> [Directive 1]
In the article on striking B.C. paramedics, why are the paramedics working at the Olympics trials even though they are on strike?

> [Provided text]
'''
B.C. citizens take back seat to elite

WHISTLER – B.C.’s 3,500 striking ambulance paramedics say elite Olympics trials are getting priority over emergency services for B.C. residents.

The Ambulance Paramedics of BC, CUPE 873, say many B.C. communities have been left without any ambulances while the BC Ambulance Service has dedicated ambulances and paramedics to the Whistler Sliding Centre for three weeks of practice for visiting Olympic athletes.

The paramedics have set up periodic picket lines outside the Sliding Centre to inform the public. They stress that the government’s first priority should be providing ambulance services for B.C. communities.

“That so many ambulance resources are being provided for these Olympics trials at a time when the public goes without illustrates the provincial government’s skewed priorities for our ambulance system. We have been saying for the last four years that the system is in critical condition,” said CUPE 873 local president John Strohmaier.

CUPE 873 members point out that a B.C. Labour Relations Board order says they must staff Olympics trials, including the current Sliding Centre trials for luge, bobsleigh and skeleton. Strohmaier says the province has been willing to pay expenses and travel time for paramedics at the Olympics trials – something they have not been willing to provide for B.C. paramedics serving the public.

The trials call for two ambulances – the same as the number allotted for the entire Whistler village. The paramedics say that as many as 20 B.C. communities are left with no ambulances on any given day.

“We believe that if the government is serious about providing the best ambulance service possible it should focus on all our citizens, not just elite athletes.” The paramedics have been on strike since April 1 for better response times, wages, equipment and staffing levels.
'''
> [Dataset extract]
'''
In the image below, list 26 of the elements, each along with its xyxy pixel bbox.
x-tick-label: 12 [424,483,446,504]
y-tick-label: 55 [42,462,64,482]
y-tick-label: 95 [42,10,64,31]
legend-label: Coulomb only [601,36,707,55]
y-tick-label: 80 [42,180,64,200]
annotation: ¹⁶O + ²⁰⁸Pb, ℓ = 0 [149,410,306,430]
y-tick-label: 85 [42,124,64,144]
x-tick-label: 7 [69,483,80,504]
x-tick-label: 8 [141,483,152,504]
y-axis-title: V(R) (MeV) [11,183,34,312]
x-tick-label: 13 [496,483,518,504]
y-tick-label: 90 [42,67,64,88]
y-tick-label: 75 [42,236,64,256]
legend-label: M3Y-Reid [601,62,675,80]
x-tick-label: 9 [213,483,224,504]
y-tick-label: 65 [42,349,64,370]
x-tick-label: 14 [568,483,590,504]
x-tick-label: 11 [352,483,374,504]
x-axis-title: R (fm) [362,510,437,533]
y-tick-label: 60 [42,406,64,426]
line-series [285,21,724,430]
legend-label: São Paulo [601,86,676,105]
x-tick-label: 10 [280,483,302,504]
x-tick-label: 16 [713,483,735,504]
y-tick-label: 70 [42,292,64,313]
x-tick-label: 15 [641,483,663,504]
'''
> [Directive 2]
Transcribe all of the records line by line without any changes.

> [Task solution 1]
A B.C. Labour Relations Board order requires CUPE 873 members to staff Olympics trials, including the current luge, bobsleigh and skeleton trials at the Whistler Sliding Centre.

> [Task solution 2]
In the image below, list 26 of the elements, each along with its xyxy pixel bbox.
x-tick-label: 12 [424,483,446,504]
y-tick-label: 55 [42,462,64,482]
y-tick-label: 95 [42,10,64,31]
legend-label: Coulomb only [601,36,707,55]
y-tick-label: 80 [42,180,64,200]
annotation: ¹⁶O + ²⁰⁸Pb, ℓ = 0 [149,410,306,430]
y-tick-label: 85 [42,124,64,144]
x-tick-label: 7 [69,483,80,504]
x-tick-label: 8 [141,483,152,504]
y-axis-title: V(R) (MeV) [11,183,34,312]
x-tick-label: 13 [496,483,518,504]
y-tick-label: 90 [42,67,64,88]
y-tick-label: 75 [42,236,64,256]
legend-label: M3Y-Reid [601,62,675,80]
x-tick-label: 9 [213,483,224,504]
y-tick-label: 65 [42,349,64,370]
x-tick-label: 14 [568,483,590,504]
x-tick-label: 11 [352,483,374,504]
x-axis-title: R (fm) [362,510,437,533]
y-tick-label: 60 [42,406,64,426]
line-series [285,21,724,430]
legend-label: São Paulo [601,86,676,105]
x-tick-label: 10 [280,483,302,504]
x-tick-label: 16 [713,483,735,504]
y-tick-label: 70 [42,292,64,313]
x-tick-label: 15 [641,483,663,504]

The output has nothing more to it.